- _Exercise requirements_: Could you rewrite the data starting at the line containing "235, 502, 253]" and ending at the line containing "357, 389, 379]", changing "toolbar-divider" to "toolbar-separator" and keeping everything else the same?

(Element boundary records)
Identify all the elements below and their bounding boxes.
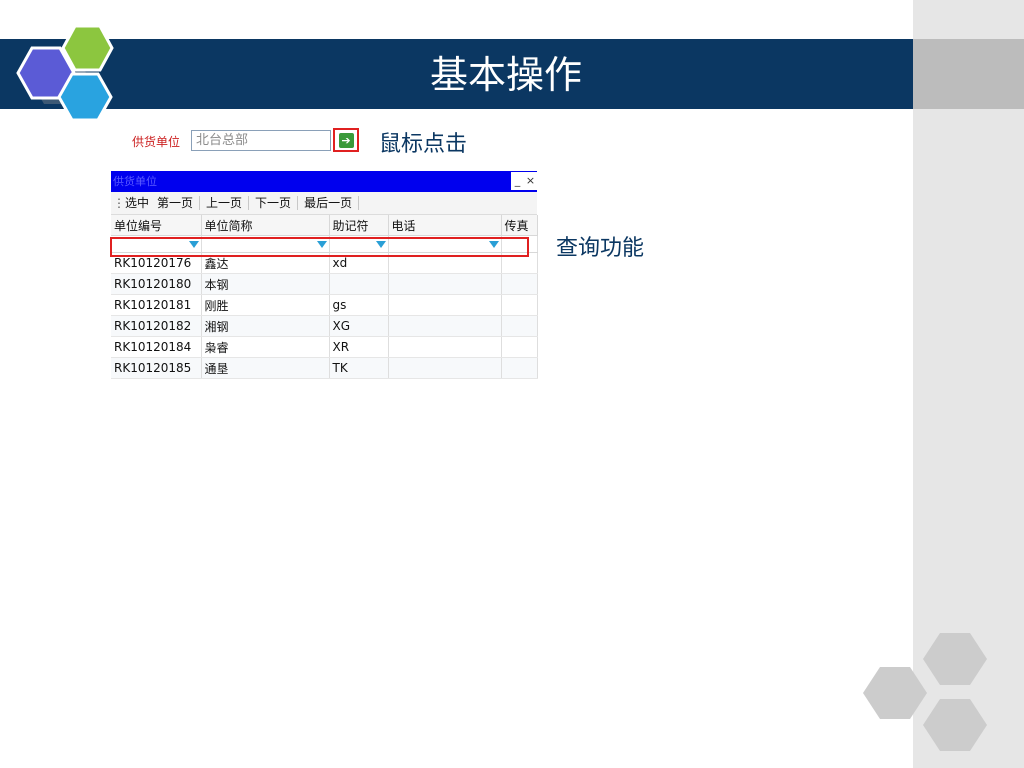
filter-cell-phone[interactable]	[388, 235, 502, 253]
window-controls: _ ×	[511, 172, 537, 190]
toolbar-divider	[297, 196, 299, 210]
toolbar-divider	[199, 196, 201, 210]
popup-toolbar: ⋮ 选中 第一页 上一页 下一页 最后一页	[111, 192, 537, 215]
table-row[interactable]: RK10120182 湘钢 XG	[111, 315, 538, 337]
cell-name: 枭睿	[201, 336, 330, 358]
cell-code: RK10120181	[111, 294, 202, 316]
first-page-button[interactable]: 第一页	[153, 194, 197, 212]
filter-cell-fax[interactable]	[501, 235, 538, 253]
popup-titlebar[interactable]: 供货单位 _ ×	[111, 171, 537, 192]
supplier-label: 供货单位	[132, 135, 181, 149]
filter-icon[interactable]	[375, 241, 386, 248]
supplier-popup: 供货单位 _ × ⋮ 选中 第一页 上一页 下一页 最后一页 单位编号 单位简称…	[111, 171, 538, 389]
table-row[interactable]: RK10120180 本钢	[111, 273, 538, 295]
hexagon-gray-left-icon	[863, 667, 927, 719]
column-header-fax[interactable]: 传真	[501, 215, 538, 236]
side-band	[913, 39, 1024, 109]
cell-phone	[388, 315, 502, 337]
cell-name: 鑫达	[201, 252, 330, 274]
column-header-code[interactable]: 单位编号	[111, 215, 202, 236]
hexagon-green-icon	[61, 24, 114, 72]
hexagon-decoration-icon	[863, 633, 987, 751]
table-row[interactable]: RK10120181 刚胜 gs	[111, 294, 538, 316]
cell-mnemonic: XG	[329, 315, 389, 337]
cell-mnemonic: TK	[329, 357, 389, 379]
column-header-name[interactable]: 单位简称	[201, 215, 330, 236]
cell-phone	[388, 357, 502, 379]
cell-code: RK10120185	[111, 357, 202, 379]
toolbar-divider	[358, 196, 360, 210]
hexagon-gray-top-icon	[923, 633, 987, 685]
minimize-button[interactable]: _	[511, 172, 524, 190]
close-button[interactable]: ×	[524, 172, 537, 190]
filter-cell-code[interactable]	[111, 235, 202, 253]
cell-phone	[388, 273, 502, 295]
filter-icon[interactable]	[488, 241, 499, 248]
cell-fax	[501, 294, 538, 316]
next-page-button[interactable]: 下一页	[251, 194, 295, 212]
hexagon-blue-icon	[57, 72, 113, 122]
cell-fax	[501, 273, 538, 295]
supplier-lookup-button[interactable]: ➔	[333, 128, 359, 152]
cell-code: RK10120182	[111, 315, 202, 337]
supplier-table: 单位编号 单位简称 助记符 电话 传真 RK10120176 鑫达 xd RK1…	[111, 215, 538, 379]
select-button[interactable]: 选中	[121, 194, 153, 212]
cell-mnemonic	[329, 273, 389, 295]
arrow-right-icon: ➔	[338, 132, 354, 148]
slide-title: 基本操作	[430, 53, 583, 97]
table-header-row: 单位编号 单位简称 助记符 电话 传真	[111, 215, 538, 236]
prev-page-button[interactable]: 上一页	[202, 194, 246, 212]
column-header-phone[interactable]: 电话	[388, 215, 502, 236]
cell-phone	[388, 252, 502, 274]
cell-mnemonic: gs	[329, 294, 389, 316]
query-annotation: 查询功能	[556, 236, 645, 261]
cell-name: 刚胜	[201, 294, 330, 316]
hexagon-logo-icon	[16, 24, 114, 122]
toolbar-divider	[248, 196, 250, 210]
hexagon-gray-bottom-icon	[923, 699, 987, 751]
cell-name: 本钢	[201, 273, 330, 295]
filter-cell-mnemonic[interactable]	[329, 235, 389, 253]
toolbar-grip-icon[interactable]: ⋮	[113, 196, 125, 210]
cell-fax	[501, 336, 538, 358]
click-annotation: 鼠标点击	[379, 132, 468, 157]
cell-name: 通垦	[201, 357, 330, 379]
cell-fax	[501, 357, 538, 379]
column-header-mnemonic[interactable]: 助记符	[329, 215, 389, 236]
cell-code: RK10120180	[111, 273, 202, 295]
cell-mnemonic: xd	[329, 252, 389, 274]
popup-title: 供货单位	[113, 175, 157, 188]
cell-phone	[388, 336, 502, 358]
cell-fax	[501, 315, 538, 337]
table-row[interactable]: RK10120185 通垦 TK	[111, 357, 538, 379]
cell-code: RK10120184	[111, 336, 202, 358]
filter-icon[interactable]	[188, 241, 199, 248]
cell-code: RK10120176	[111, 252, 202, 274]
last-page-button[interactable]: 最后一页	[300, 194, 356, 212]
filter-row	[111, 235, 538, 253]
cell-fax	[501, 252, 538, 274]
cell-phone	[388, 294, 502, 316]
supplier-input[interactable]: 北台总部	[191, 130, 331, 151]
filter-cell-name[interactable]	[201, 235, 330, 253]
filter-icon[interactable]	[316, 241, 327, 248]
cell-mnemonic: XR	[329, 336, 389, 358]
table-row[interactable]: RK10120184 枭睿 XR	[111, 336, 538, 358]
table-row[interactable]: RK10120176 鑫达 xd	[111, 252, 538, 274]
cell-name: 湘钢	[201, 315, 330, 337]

...

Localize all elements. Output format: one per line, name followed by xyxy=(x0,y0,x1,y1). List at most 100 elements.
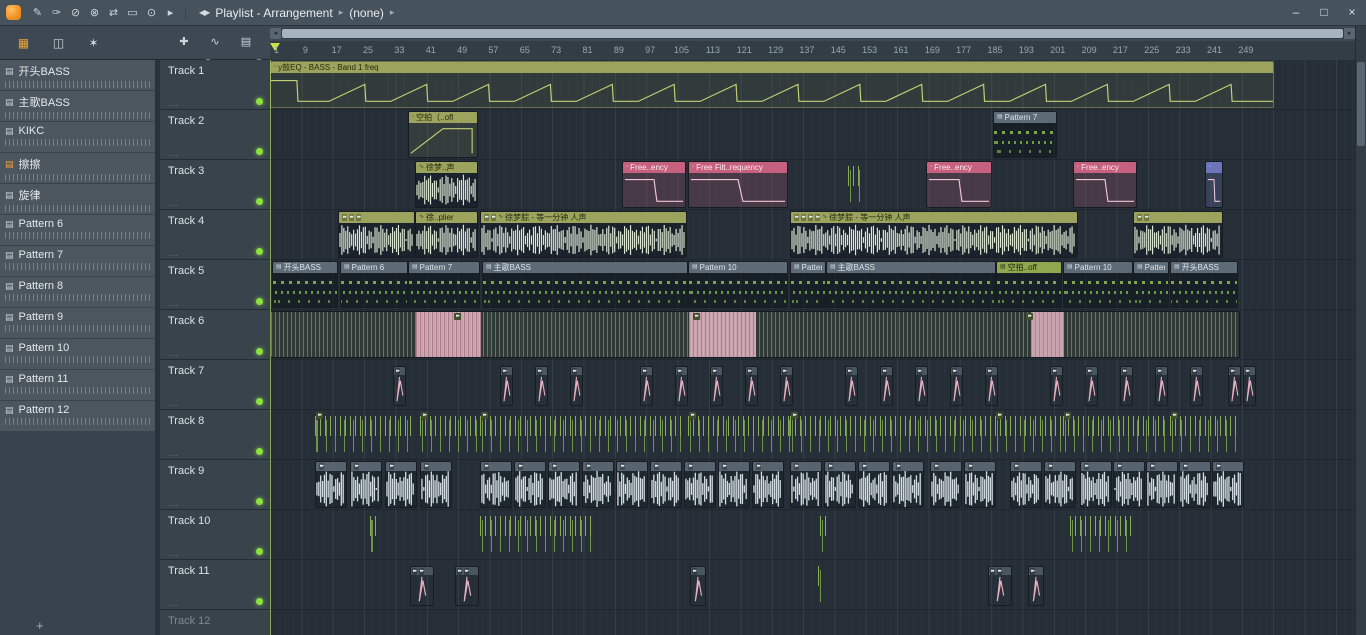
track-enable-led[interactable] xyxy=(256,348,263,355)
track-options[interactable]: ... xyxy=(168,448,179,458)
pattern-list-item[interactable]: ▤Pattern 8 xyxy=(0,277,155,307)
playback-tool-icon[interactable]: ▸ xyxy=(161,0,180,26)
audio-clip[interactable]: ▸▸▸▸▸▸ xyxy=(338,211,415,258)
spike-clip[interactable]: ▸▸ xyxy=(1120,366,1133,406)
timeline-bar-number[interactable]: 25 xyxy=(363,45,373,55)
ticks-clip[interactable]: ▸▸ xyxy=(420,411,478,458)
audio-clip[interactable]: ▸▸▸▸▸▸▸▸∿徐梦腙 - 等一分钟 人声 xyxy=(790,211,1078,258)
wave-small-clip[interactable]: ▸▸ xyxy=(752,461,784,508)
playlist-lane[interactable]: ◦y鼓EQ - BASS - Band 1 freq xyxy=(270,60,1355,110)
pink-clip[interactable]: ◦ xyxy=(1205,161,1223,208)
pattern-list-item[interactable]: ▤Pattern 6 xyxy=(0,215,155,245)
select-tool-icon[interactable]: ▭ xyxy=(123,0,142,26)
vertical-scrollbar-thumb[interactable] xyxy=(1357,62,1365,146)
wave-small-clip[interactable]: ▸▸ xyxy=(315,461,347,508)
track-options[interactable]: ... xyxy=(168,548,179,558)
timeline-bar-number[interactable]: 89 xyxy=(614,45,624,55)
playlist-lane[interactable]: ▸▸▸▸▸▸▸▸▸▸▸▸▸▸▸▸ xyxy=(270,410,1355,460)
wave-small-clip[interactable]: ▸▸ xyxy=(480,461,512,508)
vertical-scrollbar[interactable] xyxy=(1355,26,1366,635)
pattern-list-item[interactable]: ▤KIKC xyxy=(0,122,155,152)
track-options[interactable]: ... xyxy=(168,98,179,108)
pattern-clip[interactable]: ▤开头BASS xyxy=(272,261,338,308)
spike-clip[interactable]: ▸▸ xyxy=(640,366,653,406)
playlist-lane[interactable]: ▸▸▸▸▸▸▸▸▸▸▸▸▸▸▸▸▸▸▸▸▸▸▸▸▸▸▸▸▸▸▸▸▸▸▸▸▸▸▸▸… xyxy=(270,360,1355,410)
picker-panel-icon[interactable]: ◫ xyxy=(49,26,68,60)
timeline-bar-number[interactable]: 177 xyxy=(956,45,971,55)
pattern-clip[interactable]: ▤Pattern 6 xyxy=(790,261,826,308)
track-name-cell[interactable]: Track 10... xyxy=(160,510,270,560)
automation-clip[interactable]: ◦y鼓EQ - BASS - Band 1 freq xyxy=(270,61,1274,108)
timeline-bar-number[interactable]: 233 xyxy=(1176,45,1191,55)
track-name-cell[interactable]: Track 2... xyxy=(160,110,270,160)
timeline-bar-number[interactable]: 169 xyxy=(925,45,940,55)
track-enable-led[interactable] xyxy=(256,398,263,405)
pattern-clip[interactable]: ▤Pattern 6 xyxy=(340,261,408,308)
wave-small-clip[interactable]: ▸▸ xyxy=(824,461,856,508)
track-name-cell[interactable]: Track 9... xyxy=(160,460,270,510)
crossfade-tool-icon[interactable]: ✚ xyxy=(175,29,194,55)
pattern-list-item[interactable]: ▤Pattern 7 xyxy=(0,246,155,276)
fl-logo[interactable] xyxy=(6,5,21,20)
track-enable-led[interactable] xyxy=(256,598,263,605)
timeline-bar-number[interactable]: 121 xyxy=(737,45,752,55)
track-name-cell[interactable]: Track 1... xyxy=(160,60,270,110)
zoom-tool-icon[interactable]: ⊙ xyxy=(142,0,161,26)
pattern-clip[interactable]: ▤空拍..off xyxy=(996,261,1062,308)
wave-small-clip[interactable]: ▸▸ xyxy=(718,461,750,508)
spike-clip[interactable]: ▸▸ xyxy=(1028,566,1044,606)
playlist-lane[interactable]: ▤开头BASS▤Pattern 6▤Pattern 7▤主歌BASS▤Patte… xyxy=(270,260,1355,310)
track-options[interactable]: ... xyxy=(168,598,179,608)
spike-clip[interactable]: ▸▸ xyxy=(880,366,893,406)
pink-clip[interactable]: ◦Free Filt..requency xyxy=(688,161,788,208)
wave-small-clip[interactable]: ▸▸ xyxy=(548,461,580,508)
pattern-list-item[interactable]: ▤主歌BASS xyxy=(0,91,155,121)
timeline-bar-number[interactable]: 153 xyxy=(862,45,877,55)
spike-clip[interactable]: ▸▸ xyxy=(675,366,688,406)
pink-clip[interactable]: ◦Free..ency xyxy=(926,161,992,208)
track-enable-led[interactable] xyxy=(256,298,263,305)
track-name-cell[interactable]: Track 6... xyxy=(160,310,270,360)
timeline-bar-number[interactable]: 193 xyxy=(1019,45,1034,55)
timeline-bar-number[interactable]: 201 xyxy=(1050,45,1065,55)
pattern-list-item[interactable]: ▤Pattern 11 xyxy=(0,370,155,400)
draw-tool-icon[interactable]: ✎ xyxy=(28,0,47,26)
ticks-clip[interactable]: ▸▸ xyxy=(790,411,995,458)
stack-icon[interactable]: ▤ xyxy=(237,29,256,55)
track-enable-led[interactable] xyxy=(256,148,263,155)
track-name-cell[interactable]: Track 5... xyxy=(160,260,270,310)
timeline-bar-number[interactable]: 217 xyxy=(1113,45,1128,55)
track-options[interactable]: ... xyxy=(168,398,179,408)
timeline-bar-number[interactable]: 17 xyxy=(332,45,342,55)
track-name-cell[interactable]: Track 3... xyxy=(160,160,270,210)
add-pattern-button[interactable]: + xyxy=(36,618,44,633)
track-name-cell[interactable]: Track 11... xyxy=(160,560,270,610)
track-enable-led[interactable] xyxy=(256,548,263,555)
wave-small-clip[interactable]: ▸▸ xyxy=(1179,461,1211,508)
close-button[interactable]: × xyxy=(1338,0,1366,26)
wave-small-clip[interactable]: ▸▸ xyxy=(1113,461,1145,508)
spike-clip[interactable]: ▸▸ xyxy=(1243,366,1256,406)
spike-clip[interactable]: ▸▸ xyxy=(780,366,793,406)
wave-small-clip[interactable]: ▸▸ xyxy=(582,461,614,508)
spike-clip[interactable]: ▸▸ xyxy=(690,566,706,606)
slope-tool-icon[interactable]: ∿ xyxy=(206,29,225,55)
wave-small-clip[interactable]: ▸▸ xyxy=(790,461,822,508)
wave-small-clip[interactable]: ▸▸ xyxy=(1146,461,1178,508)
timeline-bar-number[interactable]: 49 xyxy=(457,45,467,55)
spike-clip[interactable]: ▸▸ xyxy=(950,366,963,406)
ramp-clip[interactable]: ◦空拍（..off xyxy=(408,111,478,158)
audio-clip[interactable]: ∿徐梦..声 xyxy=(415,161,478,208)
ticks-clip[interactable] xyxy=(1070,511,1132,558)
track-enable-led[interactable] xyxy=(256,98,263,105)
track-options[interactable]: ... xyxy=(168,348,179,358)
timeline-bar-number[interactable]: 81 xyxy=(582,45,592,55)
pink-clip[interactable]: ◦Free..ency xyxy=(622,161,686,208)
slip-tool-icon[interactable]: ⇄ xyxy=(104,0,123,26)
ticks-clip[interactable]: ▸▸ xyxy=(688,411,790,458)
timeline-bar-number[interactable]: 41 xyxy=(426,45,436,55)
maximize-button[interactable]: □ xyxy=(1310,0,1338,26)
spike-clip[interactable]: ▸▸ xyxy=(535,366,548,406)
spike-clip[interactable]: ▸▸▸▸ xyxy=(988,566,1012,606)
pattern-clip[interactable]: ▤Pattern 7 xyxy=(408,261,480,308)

- _Completed exercise_:
filter-cell-phone[interactable]	[388, 235, 502, 253]
window-controls: _ ×	[511, 172, 537, 190]
toolbar-separator	[297, 196, 299, 210]
toolbar-separator	[199, 196, 201, 210]
popup-toolbar: ⋮ 选中 第一页 上一页 下一页 最后一页	[111, 192, 537, 215]
table-row[interactable]: RK10120182 湘钢 XG	[111, 315, 538, 337]
cell-name: 枭睿	[201, 336, 330, 358]
cell-code: RK10120181	[111, 294, 202, 316]
first-page-button[interactable]: 第一页	[153, 194, 197, 212]
filter-cell-fax[interactable]	[501, 235, 538, 253]
popup-titlebar[interactable]: 供货单位 _ ×	[111, 171, 537, 192]
supplier-label: 供货单位	[132, 135, 181, 149]
filter-icon[interactable]	[375, 241, 386, 248]
supplier-popup: 供货单位 _ × ⋮ 选中 第一页 上一页 下一页 最后一页 单位编号 单位简称…	[111, 171, 538, 389]
table-row[interactable]: RK10120180 本钢	[111, 273, 538, 295]
hexagon-gray-left-icon	[863, 667, 927, 719]
column-header-fax[interactable]: 传真	[501, 215, 538, 236]
side-band	[913, 39, 1024, 109]
cell-phone	[388, 315, 502, 337]
cell-name: 鑫达	[201, 252, 330, 274]
column-header-code[interactable]: 单位编号	[111, 215, 202, 236]
hexagon-green-icon	[61, 24, 114, 72]
hexagon-decoration-icon	[863, 633, 987, 751]
table-row[interactable]: RK10120181 刚胜 gs	[111, 294, 538, 316]
cell-mnemonic: XG	[329, 315, 389, 337]
cell-mnemonic: TK	[329, 357, 389, 379]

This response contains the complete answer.